THE PROBLEM
Report only the number of lines in the records that contain the word "Μωυσής".

INPUT RECORDS
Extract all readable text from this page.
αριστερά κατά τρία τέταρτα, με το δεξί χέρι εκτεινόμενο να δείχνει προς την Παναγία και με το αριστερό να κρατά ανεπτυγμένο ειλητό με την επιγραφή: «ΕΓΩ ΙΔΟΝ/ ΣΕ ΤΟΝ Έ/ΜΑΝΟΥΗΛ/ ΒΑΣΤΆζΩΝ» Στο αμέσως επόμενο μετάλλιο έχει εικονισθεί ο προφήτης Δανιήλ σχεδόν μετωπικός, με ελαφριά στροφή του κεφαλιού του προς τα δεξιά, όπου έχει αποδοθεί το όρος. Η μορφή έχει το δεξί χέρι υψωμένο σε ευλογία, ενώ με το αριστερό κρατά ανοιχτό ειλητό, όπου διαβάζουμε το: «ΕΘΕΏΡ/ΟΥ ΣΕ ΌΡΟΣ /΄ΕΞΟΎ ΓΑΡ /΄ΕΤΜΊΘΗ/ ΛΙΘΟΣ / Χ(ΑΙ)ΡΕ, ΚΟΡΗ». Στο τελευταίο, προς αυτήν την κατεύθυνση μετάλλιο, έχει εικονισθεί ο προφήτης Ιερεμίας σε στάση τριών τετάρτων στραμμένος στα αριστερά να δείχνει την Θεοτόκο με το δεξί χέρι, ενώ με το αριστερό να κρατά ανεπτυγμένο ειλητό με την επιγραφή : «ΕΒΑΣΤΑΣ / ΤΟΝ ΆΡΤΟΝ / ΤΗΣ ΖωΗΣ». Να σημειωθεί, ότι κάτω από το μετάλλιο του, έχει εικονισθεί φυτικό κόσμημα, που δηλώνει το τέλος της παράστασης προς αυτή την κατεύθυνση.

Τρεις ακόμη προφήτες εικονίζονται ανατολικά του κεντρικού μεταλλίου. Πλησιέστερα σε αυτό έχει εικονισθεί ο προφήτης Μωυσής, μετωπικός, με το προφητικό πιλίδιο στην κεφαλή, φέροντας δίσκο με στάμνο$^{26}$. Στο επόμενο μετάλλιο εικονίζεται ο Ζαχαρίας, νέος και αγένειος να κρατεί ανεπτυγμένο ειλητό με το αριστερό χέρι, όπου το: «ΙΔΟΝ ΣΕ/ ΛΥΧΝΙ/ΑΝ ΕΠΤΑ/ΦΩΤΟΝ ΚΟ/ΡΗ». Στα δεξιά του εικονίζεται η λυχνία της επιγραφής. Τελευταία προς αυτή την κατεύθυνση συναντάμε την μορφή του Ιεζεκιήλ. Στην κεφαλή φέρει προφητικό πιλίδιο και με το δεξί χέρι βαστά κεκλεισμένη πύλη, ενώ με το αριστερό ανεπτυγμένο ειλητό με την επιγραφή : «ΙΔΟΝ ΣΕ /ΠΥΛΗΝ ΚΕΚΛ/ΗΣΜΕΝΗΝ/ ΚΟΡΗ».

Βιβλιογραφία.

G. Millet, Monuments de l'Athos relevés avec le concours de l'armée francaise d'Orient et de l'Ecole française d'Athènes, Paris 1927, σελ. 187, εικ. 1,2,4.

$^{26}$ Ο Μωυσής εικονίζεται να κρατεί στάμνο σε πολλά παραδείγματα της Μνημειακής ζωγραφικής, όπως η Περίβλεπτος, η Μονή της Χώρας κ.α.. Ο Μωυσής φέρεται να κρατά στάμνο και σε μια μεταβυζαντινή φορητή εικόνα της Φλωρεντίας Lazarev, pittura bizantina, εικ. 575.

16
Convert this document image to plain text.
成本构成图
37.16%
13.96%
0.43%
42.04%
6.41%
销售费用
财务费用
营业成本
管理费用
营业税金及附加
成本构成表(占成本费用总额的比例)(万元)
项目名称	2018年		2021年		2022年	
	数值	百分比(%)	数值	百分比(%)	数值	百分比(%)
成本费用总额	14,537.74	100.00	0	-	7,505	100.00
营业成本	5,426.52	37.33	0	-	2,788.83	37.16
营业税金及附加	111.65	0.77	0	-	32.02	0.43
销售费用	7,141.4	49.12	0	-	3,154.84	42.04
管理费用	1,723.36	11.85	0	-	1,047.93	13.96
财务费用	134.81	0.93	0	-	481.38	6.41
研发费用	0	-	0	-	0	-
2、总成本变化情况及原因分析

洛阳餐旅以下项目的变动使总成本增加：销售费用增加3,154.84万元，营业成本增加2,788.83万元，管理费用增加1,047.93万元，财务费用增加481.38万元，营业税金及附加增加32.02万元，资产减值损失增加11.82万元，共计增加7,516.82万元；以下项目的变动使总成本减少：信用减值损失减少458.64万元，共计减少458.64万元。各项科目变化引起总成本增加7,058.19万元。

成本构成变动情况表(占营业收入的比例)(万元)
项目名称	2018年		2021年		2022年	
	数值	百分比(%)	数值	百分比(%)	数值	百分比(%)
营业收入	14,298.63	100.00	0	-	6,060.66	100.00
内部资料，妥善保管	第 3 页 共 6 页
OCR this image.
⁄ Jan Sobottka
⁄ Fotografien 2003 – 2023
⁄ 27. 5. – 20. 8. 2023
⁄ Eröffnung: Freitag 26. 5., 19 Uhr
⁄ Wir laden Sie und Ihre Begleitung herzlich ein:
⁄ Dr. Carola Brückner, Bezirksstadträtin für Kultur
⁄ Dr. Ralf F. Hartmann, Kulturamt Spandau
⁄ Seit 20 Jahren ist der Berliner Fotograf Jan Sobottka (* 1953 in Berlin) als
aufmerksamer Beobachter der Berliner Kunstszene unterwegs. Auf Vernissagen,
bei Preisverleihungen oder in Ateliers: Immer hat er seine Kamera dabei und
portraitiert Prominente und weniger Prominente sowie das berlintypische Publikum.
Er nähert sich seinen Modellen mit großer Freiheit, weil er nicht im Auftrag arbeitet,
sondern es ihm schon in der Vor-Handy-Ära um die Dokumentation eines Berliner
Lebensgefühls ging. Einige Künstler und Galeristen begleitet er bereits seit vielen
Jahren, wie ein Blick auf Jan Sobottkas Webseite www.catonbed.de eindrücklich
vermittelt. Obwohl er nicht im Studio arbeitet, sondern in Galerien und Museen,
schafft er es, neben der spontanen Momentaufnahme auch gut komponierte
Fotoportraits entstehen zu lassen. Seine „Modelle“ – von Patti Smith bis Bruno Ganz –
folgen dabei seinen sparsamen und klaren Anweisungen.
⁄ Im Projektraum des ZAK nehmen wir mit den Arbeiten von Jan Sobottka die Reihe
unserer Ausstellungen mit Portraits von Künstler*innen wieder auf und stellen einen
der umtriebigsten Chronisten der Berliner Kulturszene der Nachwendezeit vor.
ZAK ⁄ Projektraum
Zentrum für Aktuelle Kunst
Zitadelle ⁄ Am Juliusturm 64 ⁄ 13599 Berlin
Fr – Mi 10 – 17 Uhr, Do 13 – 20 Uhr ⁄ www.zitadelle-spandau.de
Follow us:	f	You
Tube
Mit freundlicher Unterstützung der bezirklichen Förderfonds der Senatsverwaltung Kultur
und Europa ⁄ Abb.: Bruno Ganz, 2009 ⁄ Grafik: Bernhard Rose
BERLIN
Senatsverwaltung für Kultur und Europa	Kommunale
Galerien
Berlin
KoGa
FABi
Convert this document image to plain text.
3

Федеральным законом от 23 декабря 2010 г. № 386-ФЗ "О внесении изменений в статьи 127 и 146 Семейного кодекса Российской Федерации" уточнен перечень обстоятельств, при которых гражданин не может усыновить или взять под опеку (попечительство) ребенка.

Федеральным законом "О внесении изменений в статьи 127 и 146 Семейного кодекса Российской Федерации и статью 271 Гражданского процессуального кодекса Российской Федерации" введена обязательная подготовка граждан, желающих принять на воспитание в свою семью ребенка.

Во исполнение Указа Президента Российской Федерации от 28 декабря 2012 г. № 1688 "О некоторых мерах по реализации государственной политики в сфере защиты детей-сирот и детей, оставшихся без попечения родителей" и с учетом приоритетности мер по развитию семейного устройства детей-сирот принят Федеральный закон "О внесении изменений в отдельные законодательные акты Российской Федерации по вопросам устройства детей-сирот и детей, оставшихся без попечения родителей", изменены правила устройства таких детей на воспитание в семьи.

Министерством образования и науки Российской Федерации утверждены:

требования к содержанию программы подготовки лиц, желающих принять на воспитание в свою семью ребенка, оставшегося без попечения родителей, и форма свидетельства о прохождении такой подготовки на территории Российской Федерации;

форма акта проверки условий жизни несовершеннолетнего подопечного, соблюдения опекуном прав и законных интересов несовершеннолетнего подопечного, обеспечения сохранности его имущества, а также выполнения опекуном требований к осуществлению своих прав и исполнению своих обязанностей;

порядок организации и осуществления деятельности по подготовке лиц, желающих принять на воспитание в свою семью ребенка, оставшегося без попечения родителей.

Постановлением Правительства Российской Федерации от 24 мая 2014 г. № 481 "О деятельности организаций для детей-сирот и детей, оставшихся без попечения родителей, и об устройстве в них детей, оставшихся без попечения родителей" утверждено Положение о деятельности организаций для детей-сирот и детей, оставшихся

THE RESPONSE
2